WHAT TO WORK ON =>
List the lines of this listing that hold the word "text".

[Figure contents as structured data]
※

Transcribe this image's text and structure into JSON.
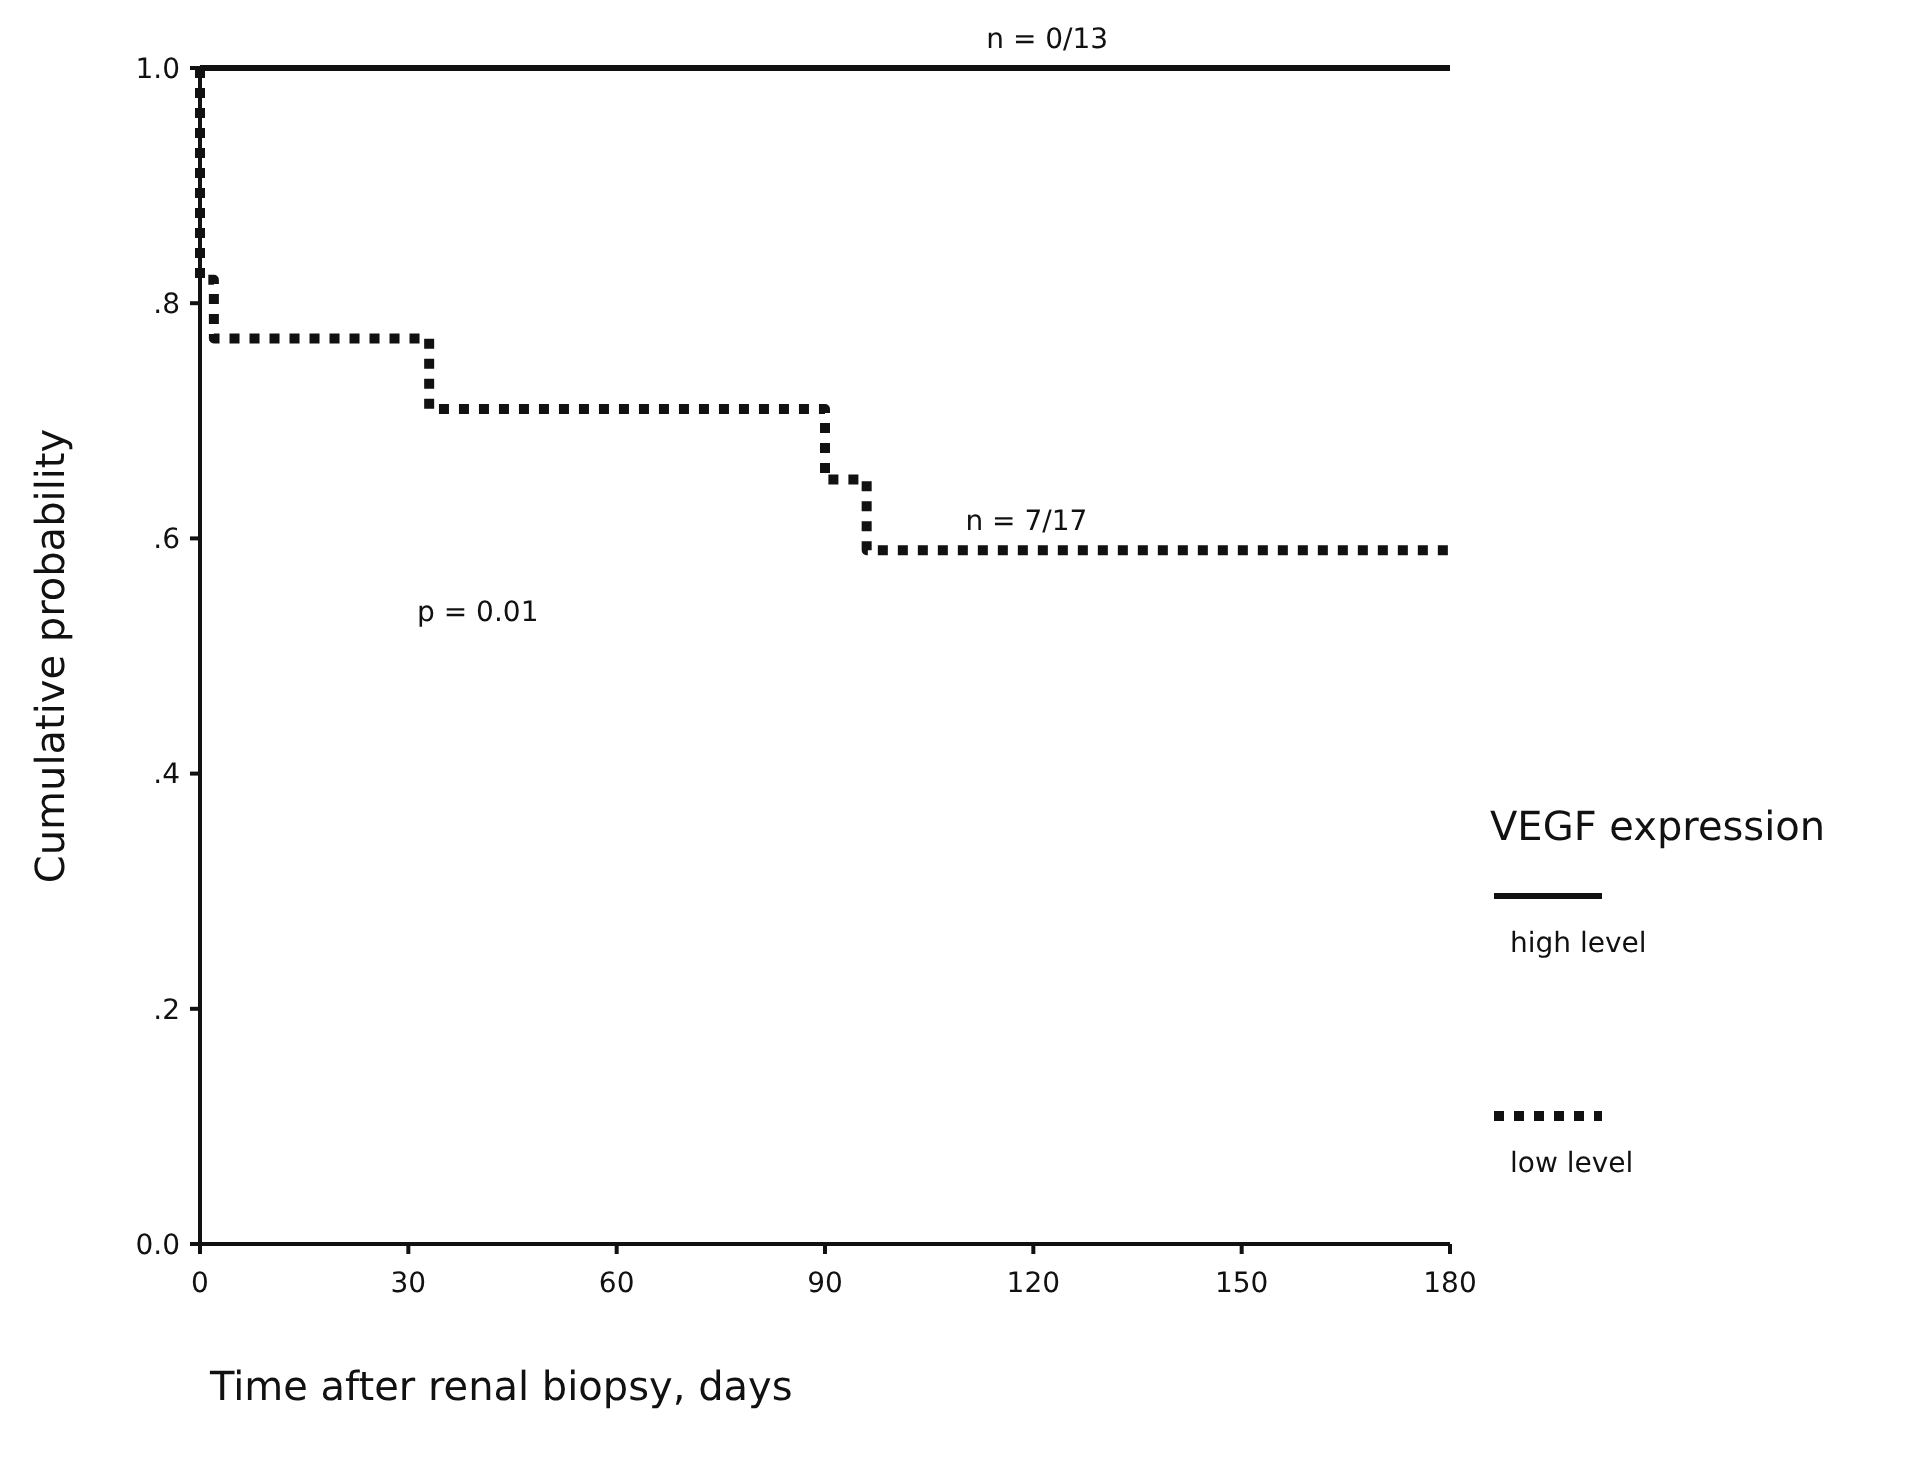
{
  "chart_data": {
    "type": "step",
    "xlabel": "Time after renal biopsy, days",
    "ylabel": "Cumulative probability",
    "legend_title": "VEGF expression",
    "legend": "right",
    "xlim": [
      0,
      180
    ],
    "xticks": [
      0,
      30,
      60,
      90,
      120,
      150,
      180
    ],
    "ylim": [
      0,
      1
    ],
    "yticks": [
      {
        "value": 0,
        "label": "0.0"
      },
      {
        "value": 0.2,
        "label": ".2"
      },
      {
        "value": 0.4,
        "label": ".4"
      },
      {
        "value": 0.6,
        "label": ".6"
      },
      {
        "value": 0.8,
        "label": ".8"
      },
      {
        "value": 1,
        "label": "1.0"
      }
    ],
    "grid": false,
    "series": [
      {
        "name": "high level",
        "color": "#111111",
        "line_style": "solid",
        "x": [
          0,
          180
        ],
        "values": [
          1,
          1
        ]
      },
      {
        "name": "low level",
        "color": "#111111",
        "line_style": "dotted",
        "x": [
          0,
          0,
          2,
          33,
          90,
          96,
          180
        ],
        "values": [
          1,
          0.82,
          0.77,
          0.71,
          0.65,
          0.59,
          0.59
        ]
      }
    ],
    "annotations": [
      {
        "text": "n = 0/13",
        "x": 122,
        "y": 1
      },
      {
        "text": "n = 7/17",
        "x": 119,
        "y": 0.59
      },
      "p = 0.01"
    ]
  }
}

※

REPLY =>
Transcribe this image's text and structure into JSON.
        "text": "n = 0/13",
        "text": "n = 7/17",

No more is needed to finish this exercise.